[START OF Stored rows]

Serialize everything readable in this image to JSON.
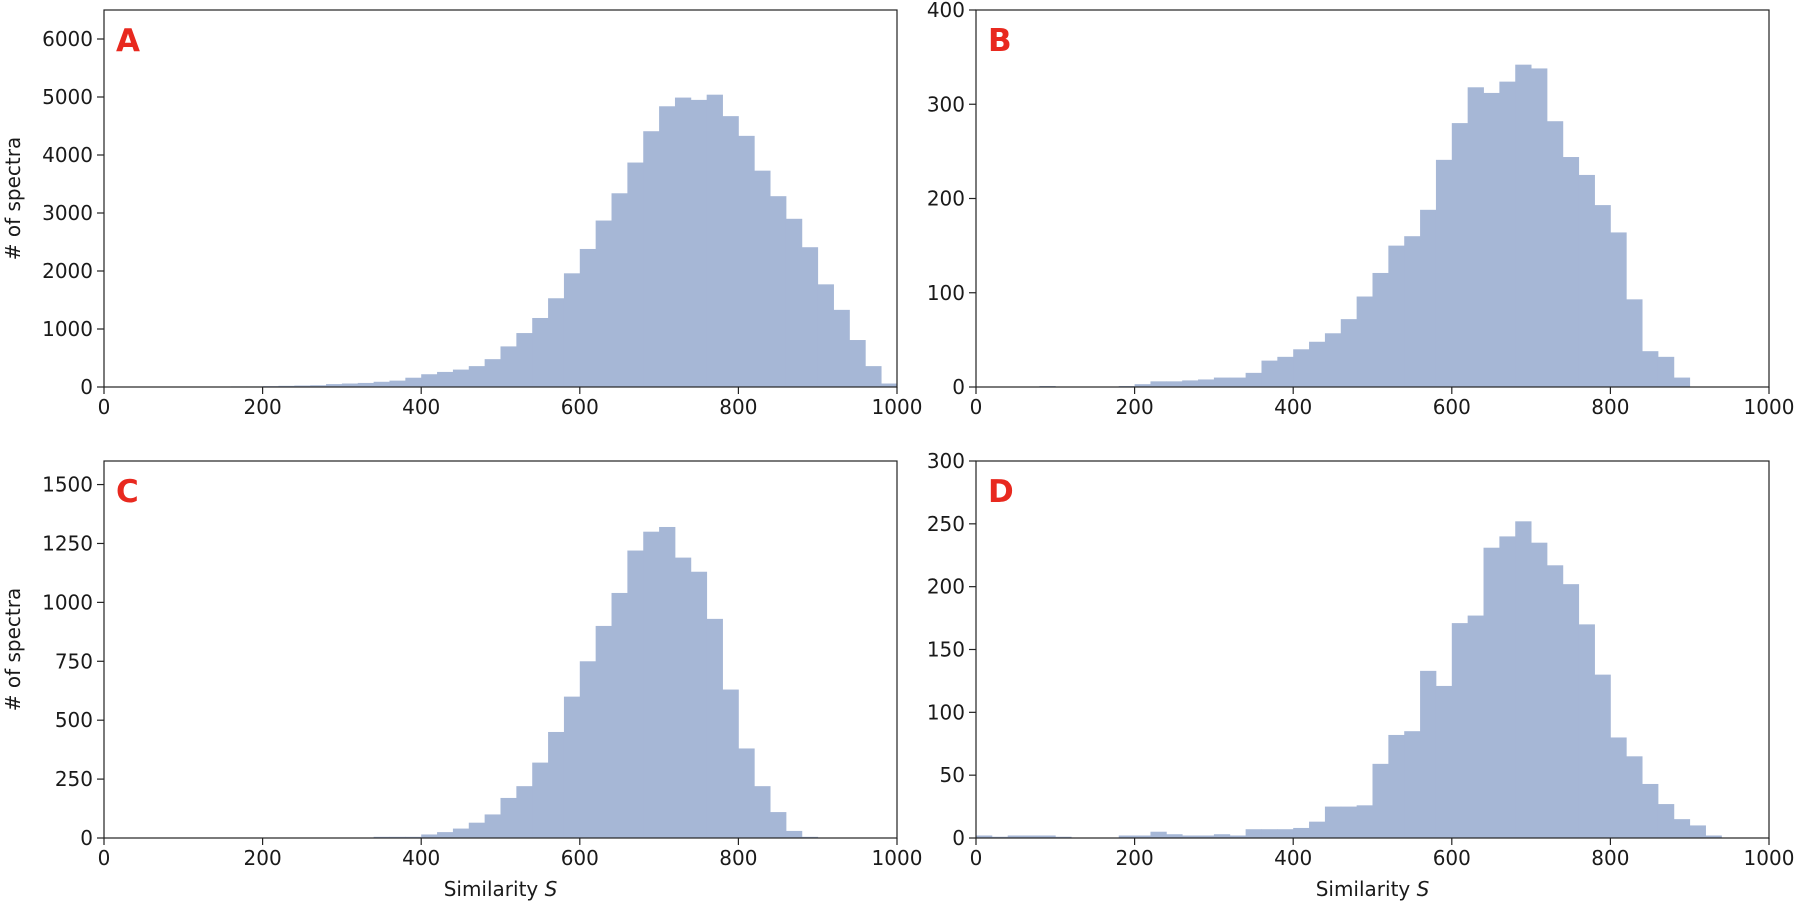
{
  "colors": {
    "bar": "#a6b7d6",
    "letter": "#e8291f",
    "axis": "#222222"
  },
  "chart_data": [
    {
      "type": "bar",
      "panel": "A",
      "xlabel": "",
      "ylabel": "# of spectra",
      "xlim": [
        0,
        1000
      ],
      "ylim": [
        0,
        6500
      ],
      "xticks": [
        "0",
        "200",
        "400",
        "600",
        "800",
        "1000"
      ],
      "yticks": [
        "0",
        "1000",
        "2000",
        "3000",
        "4000",
        "5000",
        "6000"
      ],
      "bin_width": 20,
      "bin_start": 0,
      "values": [
        0,
        0,
        0,
        0,
        5,
        0,
        0,
        0,
        10,
        10,
        15,
        20,
        25,
        30,
        50,
        60,
        70,
        90,
        110,
        160,
        220,
        260,
        300,
        360,
        480,
        700,
        930,
        1190,
        1530,
        1960,
        2380,
        2870,
        3340,
        3870,
        4410,
        4840,
        4990,
        4950,
        5040,
        4670,
        4330,
        3730,
        3290,
        2900,
        2410,
        1770,
        1330,
        810,
        360,
        60
      ]
    },
    {
      "type": "bar",
      "panel": "B",
      "xlabel": "",
      "ylabel": "",
      "xlim": [
        0,
        1000
      ],
      "ylim": [
        0,
        400
      ],
      "xticks": [
        "0",
        "200",
        "400",
        "600",
        "800",
        "1000"
      ],
      "yticks": [
        "0",
        "100",
        "200",
        "300",
        "400"
      ],
      "bin_width": 20,
      "bin_start": 0,
      "values": [
        0,
        0,
        0,
        0,
        1,
        0,
        0,
        0,
        0,
        1,
        3,
        6,
        6,
        7,
        8,
        10,
        10,
        15,
        28,
        32,
        40,
        48,
        57,
        72,
        96,
        121,
        150,
        160,
        188,
        241,
        280,
        318,
        312,
        324,
        342,
        338,
        282,
        244,
        225,
        193,
        164,
        93,
        38,
        32,
        10,
        0,
        0,
        0,
        0,
        0
      ]
    },
    {
      "type": "bar",
      "panel": "C",
      "xlabel": "Similarity S",
      "ylabel": "# of spectra",
      "xlim": [
        0,
        1000
      ],
      "ylim": [
        0,
        1600
      ],
      "xticks": [
        "0",
        "200",
        "400",
        "600",
        "800",
        "1000"
      ],
      "yticks": [
        "0",
        "250",
        "500",
        "750",
        "1000",
        "1250",
        "1500"
      ],
      "bin_width": 20,
      "bin_start": 0,
      "values": [
        0,
        0,
        0,
        0,
        0,
        2,
        0,
        0,
        0,
        0,
        0,
        0,
        2,
        0,
        0,
        0,
        2,
        5,
        5,
        5,
        15,
        25,
        40,
        65,
        100,
        170,
        220,
        320,
        450,
        600,
        750,
        900,
        1040,
        1220,
        1300,
        1320,
        1190,
        1130,
        930,
        630,
        380,
        220,
        110,
        30,
        5,
        0,
        0,
        0,
        0,
        0
      ]
    },
    {
      "type": "bar",
      "panel": "D",
      "xlabel": "Similarity S",
      "ylabel": "",
      "xlim": [
        0,
        1000
      ],
      "ylim": [
        0,
        300
      ],
      "xticks": [
        "0",
        "200",
        "400",
        "600",
        "800",
        "1000"
      ],
      "yticks": [
        "0",
        "50",
        "100",
        "150",
        "200",
        "250",
        "300"
      ],
      "bin_width": 20,
      "bin_start": 0,
      "values": [
        2,
        1,
        2,
        2,
        2,
        1,
        0,
        0,
        0,
        2,
        2,
        5,
        3,
        2,
        2,
        3,
        2,
        7,
        7,
        7,
        8,
        13,
        25,
        25,
        26,
        59,
        82,
        85,
        133,
        121,
        171,
        177,
        231,
        240,
        252,
        235,
        217,
        202,
        170,
        130,
        80,
        65,
        43,
        27,
        15,
        10,
        2,
        0,
        0,
        0
      ]
    }
  ]
}
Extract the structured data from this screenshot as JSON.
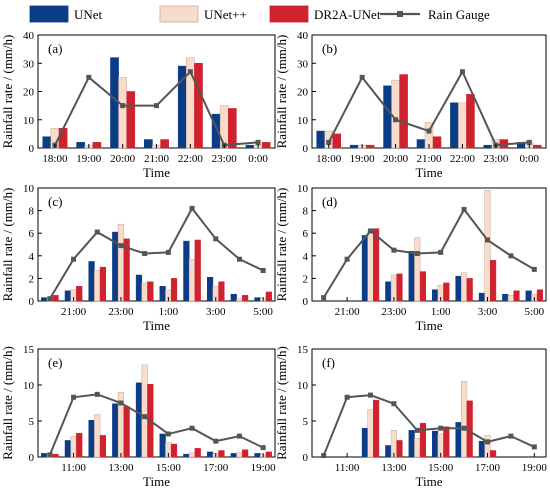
{
  "legend": {
    "colors": {
      "unet": "#0b3c86",
      "unetpp": "#f7dccb",
      "dr2a": "#d0222e",
      "gauge": "#555555"
    }
  },
  "chart_data": [
    {
      "type": "bar",
      "panel": "(a)",
      "title": "",
      "xlabel": "Time",
      "ylabel": "Rainfall rate / (mm/h)",
      "ylim": [
        0,
        40
      ],
      "yticks": [
        0,
        10,
        20,
        30,
        40
      ],
      "x_tick_labels": [
        "18:00",
        "19:00",
        "20:00",
        "21:00",
        "22:00",
        "23:00",
        "0:00"
      ],
      "bar_slots": [
        0,
        1,
        2,
        3,
        4,
        5,
        6
      ],
      "series": [
        {
          "name": "UNet",
          "values": [
            4,
            2,
            32,
            3,
            29,
            12,
            1
          ]
        },
        {
          "name": "UNet++",
          "values": [
            7,
            1,
            25,
            1,
            32,
            15,
            1
          ]
        },
        {
          "name": "DR2A-UNet",
          "values": [
            7,
            2,
            20,
            3,
            30,
            14,
            2
          ]
        }
      ],
      "line": {
        "name": "Rain Gauge",
        "x": [
          0,
          1,
          2,
          3,
          4,
          5,
          6
        ],
        "values": [
          1,
          25,
          15,
          15,
          27,
          1,
          2
        ]
      }
    },
    {
      "type": "bar",
      "panel": "(b)",
      "title": "",
      "xlabel": "Time",
      "ylabel": "",
      "ylim": [
        0,
        40
      ],
      "yticks": [
        0,
        10,
        20,
        30,
        40
      ],
      "x_tick_labels": [
        "18:00",
        "19:00",
        "20:00",
        "21:00",
        "22:00",
        "23:00",
        "0:00"
      ],
      "bar_slots": [
        0,
        1,
        2,
        3,
        4,
        5,
        6
      ],
      "series": [
        {
          "name": "UNet",
          "values": [
            6,
            1,
            22,
            3,
            16,
            1,
            2
          ]
        },
        {
          "name": "UNet++",
          "values": [
            6,
            1,
            24,
            9,
            16,
            3,
            2
          ]
        },
        {
          "name": "DR2A-UNet",
          "values": [
            5,
            1,
            26,
            4,
            19,
            3,
            1
          ]
        }
      ],
      "line": {
        "name": "Rain Gauge",
        "x": [
          0,
          1,
          2,
          3,
          4,
          5,
          6
        ],
        "values": [
          2,
          25,
          10,
          6,
          27,
          1,
          2
        ]
      }
    },
    {
      "type": "bar",
      "panel": "(c)",
      "title": "",
      "xlabel": "Time",
      "ylabel": "Rainfall rate / (mm/h)",
      "ylim": [
        0,
        10
      ],
      "yticks": [
        0,
        2,
        4,
        6,
        8,
        10
      ],
      "x_tick_labels": [
        "21:00",
        "23:00",
        "1:00",
        "3:00",
        "5:00"
      ],
      "bar_slots": [
        0,
        1,
        2,
        3,
        4,
        5,
        6,
        7,
        8,
        9
      ],
      "series": [
        {
          "name": "UNet",
          "values": [
            0.3,
            0.9,
            3.5,
            6.1,
            2.3,
            1.3,
            5.3,
            2.1,
            0.6,
            0.3
          ]
        },
        {
          "name": "UNet++",
          "values": [
            0.3,
            1.0,
            2.7,
            6.8,
            1.6,
            1.0,
            3.7,
            1.3,
            0.2,
            0.2
          ]
        },
        {
          "name": "DR2A-UNet",
          "values": [
            0.5,
            1.3,
            3.0,
            5.5,
            1.7,
            2.0,
            5.4,
            1.7,
            0.5,
            0.8
          ]
        }
      ],
      "line": {
        "name": "Rain Gauge",
        "x": [
          0,
          1,
          2,
          3,
          4,
          5,
          6,
          7,
          8,
          9
        ],
        "values": [
          0.2,
          3.7,
          6.1,
          4.9,
          4.2,
          4.3,
          8.2,
          5.5,
          3.7,
          2.7
        ]
      }
    },
    {
      "type": "bar",
      "panel": "(d)",
      "title": "",
      "xlabel": "Time",
      "ylabel": "",
      "ylim": [
        0,
        10
      ],
      "yticks": [
        0,
        2,
        4,
        6,
        8,
        10
      ],
      "x_tick_labels": [
        "21:00",
        "23:00",
        "1:00",
        "3:00",
        "5:00"
      ],
      "bar_slots": [
        0,
        1,
        2,
        3,
        4,
        5,
        6,
        7,
        8,
        9
      ],
      "series": [
        {
          "name": "UNet",
          "values": [
            0,
            0,
            5.8,
            1.7,
            4.4,
            1.0,
            2.2,
            0.7,
            0.6,
            0.9
          ]
        },
        {
          "name": "UNet++",
          "values": [
            0,
            0,
            6.2,
            2.3,
            5.6,
            1.4,
            2.5,
            9.8,
            0.5,
            0.6
          ]
        },
        {
          "name": "DR2A-UNet",
          "values": [
            0,
            0,
            6.4,
            2.4,
            2.6,
            1.6,
            2.0,
            3.6,
            0.9,
            1.0
          ]
        }
      ],
      "line": {
        "name": "Rain Gauge",
        "x": [
          0,
          1,
          2,
          3,
          4,
          5,
          6,
          7,
          8,
          9
        ],
        "values": [
          0.3,
          3.7,
          6.2,
          4.5,
          4.2,
          4.3,
          8.1,
          5.4,
          4.0,
          2.8
        ]
      }
    },
    {
      "type": "bar",
      "panel": "(e)",
      "title": "",
      "xlabel": "Time",
      "ylabel": "Rainfall rate / (mm/h)",
      "ylim": [
        0,
        15
      ],
      "yticks": [
        0,
        5,
        10,
        15
      ],
      "x_tick_labels": [
        "11:00",
        "13:00",
        "15:00",
        "17:00",
        "19:00"
      ],
      "bar_slots": [
        0,
        1,
        2,
        3,
        4,
        5,
        6,
        7,
        8,
        9
      ],
      "series": [
        {
          "name": "UNet",
          "values": [
            0.5,
            2.3,
            5.1,
            7.4,
            10.3,
            3.2,
            0.4,
            0.7,
            0.5,
            0.5
          ]
        },
        {
          "name": "UNet++",
          "values": [
            0.5,
            2.9,
            5.9,
            9.0,
            12.8,
            2.0,
            0.6,
            0.5,
            0.6,
            0.3
          ]
        },
        {
          "name": "DR2A-UNet",
          "values": [
            0.4,
            3.3,
            3.0,
            7.0,
            10.1,
            1.8,
            1.2,
            0.9,
            1.0,
            0.7
          ]
        }
      ],
      "line": {
        "name": "Rain Gauge",
        "x": [
          0,
          1,
          2,
          3,
          4,
          5,
          6,
          7,
          8,
          9
        ],
        "values": [
          0.3,
          8.3,
          8.7,
          7.5,
          5.6,
          3.2,
          4.0,
          2.2,
          2.9,
          1.3
        ]
      }
    },
    {
      "type": "bar",
      "panel": "(f)",
      "title": "",
      "xlabel": "Time",
      "ylabel": "",
      "ylim": [
        0,
        15
      ],
      "yticks": [
        0,
        5,
        10,
        15
      ],
      "x_tick_labels": [
        "11:00",
        "13:00",
        "15:00",
        "17:00",
        "19:00"
      ],
      "bar_slots": [
        2,
        3,
        4,
        5,
        6,
        7,
        8
      ],
      "series": [
        {
          "name": "UNet",
          "values": [
            4.0,
            1.6,
            3.7,
            3.6,
            4.8,
            2.2,
            0
          ]
        },
        {
          "name": "UNet++",
          "values": [
            6.6,
            3.7,
            2.6,
            3.2,
            10.5,
            3.0,
            0
          ]
        },
        {
          "name": "DR2A-UNet",
          "values": [
            7.9,
            2.3,
            4.7,
            4.2,
            7.8,
            0.9,
            0
          ]
        }
      ],
      "line": {
        "name": "Rain Gauge",
        "x": [
          0,
          1,
          2,
          3,
          4,
          5,
          6,
          7,
          8,
          9
        ],
        "values": [
          0.2,
          8.3,
          8.6,
          7.4,
          3.7,
          4.0,
          4.0,
          2.1,
          2.9,
          1.4
        ]
      }
    }
  ]
}
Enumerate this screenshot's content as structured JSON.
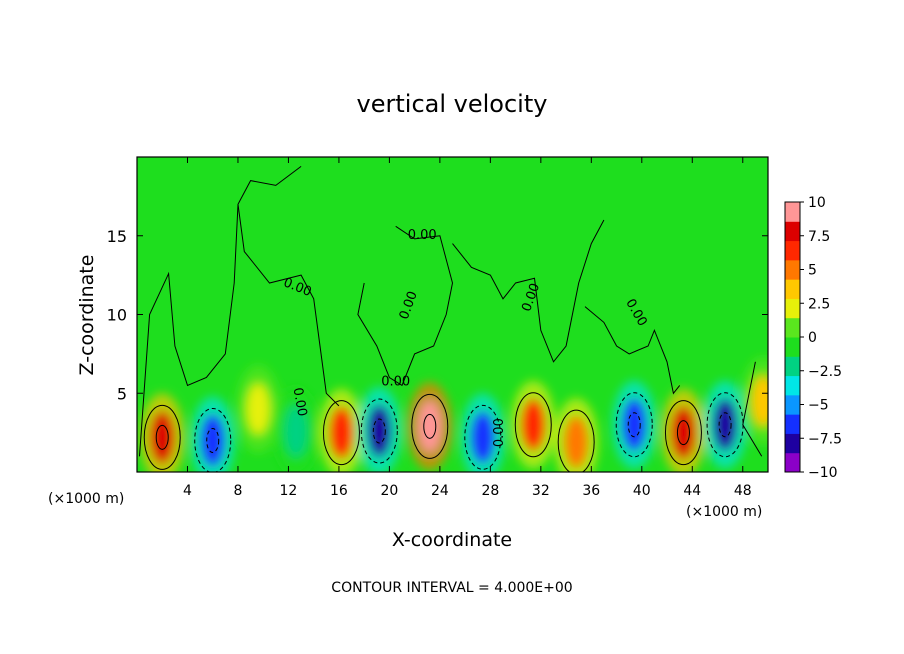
{
  "chart_data": {
    "type": "heatmap",
    "title": "vertical velocity",
    "xlabel": "X-coordinate",
    "ylabel": "Z-coordinate",
    "x_unit_left": "(×1000 m)",
    "x_unit_right": "(×1000 m)",
    "xlim": [
      0,
      50
    ],
    "ylim": [
      0,
      20
    ],
    "x_ticks": [
      4,
      8,
      12,
      16,
      20,
      24,
      28,
      32,
      36,
      40,
      44,
      48
    ],
    "x_tick_labels": [
      "4",
      "8",
      "12",
      "16",
      "20",
      "24",
      "28",
      "32",
      "36",
      "40",
      "44",
      "48"
    ],
    "y_ticks": [
      5,
      10,
      15
    ],
    "y_tick_labels": [
      "5",
      "10",
      "15"
    ],
    "colorbar": {
      "min": -10,
      "max": 10,
      "tick_values": [
        10,
        7.5,
        5,
        2.5,
        0,
        -2.5,
        -5,
        -7.5,
        -10
      ],
      "tick_labels": [
        "10",
        "7.5",
        "5",
        "2.5",
        "0",
        "−2.5",
        "−5",
        "−7.5",
        "−10"
      ],
      "colors": [
        "#8b00c8",
        "#1e00a0",
        "#1430ff",
        "#0a96ff",
        "#00e6e6",
        "#00d282",
        "#1ede1e",
        "#5ae61e",
        "#e6f00a",
        "#ffc800",
        "#ff7800",
        "#ff2800",
        "#dc0000",
        "#ff9696"
      ]
    },
    "contour_labels": [
      "0.00",
      "0.00",
      "0.00",
      "0.00",
      "0.00",
      "0.00",
      "0.00",
      "0.00"
    ],
    "contour_interval_text": "CONTOUR INTERVAL =  4.000E+00",
    "features": [
      {
        "x": 2.0,
        "z": 2.2,
        "w": 8
      },
      {
        "x": 6.0,
        "z": 2.0,
        "w": -7
      },
      {
        "x": 9.6,
        "z": 4.0,
        "w": 2.5
      },
      {
        "x": 12.6,
        "z": 2.6,
        "w": -2
      },
      {
        "x": 16.2,
        "z": 2.5,
        "w": 6
      },
      {
        "x": 19.2,
        "z": 2.6,
        "w": -7.5
      },
      {
        "x": 23.2,
        "z": 2.9,
        "w": 10
      },
      {
        "x": 27.4,
        "z": 2.2,
        "w": -6.5
      },
      {
        "x": 31.4,
        "z": 3.0,
        "w": 6
      },
      {
        "x": 34.8,
        "z": 1.9,
        "w": 4.5
      },
      {
        "x": 39.4,
        "z": 3.0,
        "w": -7
      },
      {
        "x": 43.3,
        "z": 2.5,
        "w": 8.5
      },
      {
        "x": 46.6,
        "z": 3.0,
        "w": -8.5
      },
      {
        "x": 49.6,
        "z": 4.5,
        "w": 3
      }
    ]
  }
}
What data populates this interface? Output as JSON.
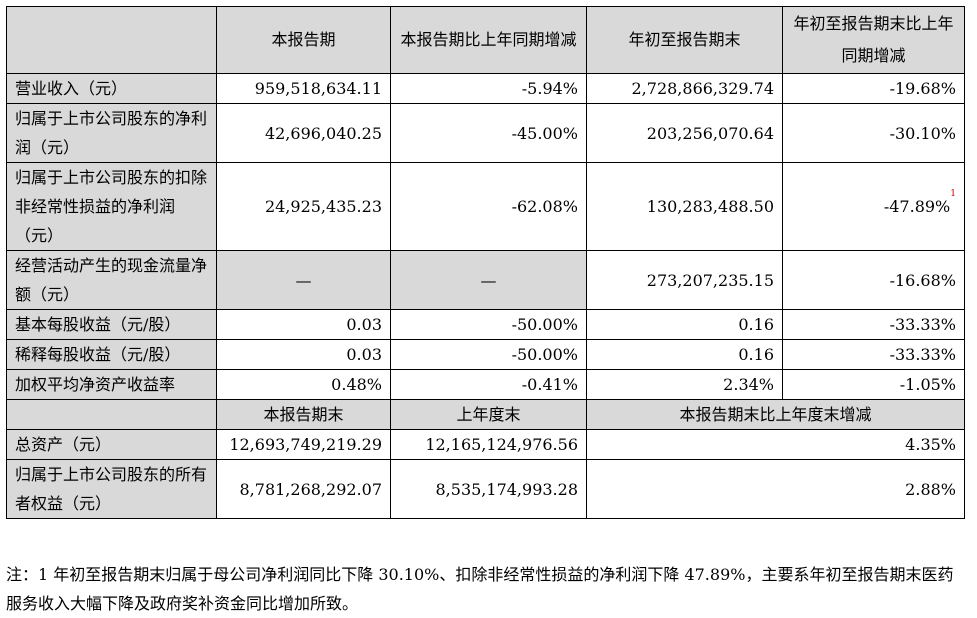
{
  "header": {
    "col1": "本报告期",
    "col2": "本报告期比上年同期增减",
    "col3": "年初至报告期末",
    "col4": "年初至报告期末比上年同期增减"
  },
  "rows": [
    {
      "label": "营业收入（元）",
      "v1": "959,518,634.11",
      "v2": "-5.94%",
      "v3": "2,728,866,329.74",
      "v4": "-19.68%"
    },
    {
      "label": "归属于上市公司股东的净利润（元）",
      "v1": "42,696,040.25",
      "v2": "-45.00%",
      "v3": "203,256,070.64",
      "v4": "-30.10%"
    },
    {
      "label": "归属于上市公司股东的扣除非经常性损益的净利润（元）",
      "v1": "24,925,435.23",
      "v2": "-62.08%",
      "v3": "130,283,488.50",
      "v4": "-47.89%",
      "v4_footnote": "1"
    },
    {
      "label": "经营活动产生的现金流量净额（元）",
      "v1": "—",
      "v2": "—",
      "v3": "273,207,235.15",
      "v4": "-16.68%"
    },
    {
      "label": "基本每股收益（元/股）",
      "v1": "0.03",
      "v2": "-50.00%",
      "v3": "0.16",
      "v4": "-33.33%"
    },
    {
      "label": "稀释每股收益（元/股）",
      "v1": "0.03",
      "v2": "-50.00%",
      "v3": "0.16",
      "v4": "-33.33%"
    },
    {
      "label": "加权平均净资产收益率",
      "v1": "0.48%",
      "v2": "-0.41%",
      "v3": "2.34%",
      "v4": "-1.05%"
    }
  ],
  "header2": {
    "col1": "本报告期末",
    "col2": "上年度末",
    "col3": "本报告期末比上年度末增减"
  },
  "rows2": [
    {
      "label": "总资产（元）",
      "v1": "12,693,749,219.29",
      "v2": "12,165,124,976.56",
      "v3": "4.35%"
    },
    {
      "label": "归属于上市公司股东的所有者权益（元）",
      "v1": "8,781,268,292.07",
      "v2": "8,535,174,993.28",
      "v3": "2.88%"
    }
  ],
  "note": "注：1 年初至报告期末归属于母公司净利润同比下降 30.10%、扣除非经常性损益的净利润下降 47.89%，主要系年初至报告期末医药服务收入大幅下降及政府奖补资金同比增加所致。"
}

[END OF Stored rows]

→ Work to be completed: Show every line of the listing in which the string "this" can be found.

→ Reply to the task:
Serialize everything readable in this image to JSON.
Extract the structured data from this screenshot as JSON.
Enumerate this screenshot's content as structured JSON.
What data populates this interface? Output as JSON.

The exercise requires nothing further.